** start of Material to process **

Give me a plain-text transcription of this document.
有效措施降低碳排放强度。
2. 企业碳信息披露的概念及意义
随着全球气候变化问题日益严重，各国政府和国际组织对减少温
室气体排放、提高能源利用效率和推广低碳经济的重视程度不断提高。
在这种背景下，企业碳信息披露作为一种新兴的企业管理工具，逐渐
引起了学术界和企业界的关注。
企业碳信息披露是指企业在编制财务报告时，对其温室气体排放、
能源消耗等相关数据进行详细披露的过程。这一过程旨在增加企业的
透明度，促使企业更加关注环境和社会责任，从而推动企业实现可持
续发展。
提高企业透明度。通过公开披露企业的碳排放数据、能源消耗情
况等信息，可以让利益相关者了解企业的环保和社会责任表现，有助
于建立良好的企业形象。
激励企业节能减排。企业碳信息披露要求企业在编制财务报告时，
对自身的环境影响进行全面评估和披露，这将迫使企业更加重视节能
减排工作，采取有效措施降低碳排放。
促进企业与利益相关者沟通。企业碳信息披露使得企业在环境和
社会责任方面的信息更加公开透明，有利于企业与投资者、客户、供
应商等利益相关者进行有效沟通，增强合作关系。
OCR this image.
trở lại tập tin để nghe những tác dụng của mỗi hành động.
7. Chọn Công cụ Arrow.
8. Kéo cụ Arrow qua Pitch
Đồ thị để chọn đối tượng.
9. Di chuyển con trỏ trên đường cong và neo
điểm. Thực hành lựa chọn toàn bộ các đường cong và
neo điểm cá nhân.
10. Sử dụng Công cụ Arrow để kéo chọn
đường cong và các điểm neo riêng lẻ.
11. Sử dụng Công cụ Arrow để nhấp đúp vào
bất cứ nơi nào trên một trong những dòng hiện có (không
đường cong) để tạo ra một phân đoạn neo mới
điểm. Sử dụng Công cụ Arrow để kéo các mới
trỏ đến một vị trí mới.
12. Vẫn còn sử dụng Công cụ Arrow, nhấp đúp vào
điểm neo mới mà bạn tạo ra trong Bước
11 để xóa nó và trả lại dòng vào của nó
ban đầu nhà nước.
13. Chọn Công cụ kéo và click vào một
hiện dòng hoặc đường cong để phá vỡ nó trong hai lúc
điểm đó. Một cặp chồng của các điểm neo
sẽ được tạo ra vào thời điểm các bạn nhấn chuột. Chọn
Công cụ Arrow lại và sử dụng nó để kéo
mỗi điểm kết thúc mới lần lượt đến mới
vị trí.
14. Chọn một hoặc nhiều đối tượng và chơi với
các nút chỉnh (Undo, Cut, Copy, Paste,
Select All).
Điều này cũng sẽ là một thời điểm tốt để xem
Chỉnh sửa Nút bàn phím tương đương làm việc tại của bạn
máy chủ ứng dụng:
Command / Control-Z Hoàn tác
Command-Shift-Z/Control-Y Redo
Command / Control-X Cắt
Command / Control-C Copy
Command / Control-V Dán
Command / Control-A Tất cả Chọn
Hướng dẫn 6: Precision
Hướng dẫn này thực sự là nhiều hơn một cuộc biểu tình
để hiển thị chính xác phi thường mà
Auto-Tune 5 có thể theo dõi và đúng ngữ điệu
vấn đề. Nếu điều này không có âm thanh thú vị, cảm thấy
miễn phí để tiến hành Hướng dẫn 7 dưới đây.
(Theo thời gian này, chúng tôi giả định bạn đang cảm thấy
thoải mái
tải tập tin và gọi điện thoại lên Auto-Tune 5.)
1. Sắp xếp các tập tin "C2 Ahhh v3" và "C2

** end of Material to process **

_Work to do_
Copy all lines from the entries that contain the word "dòng".

_Answer to the problem_
bất cứ nơi nào trên một trong những dòng hiện có (không
11 để xóa nó và trả lại dòng vào của nó
hiện dòng hoặc đường cong để phá vỡ nó trong hai lúc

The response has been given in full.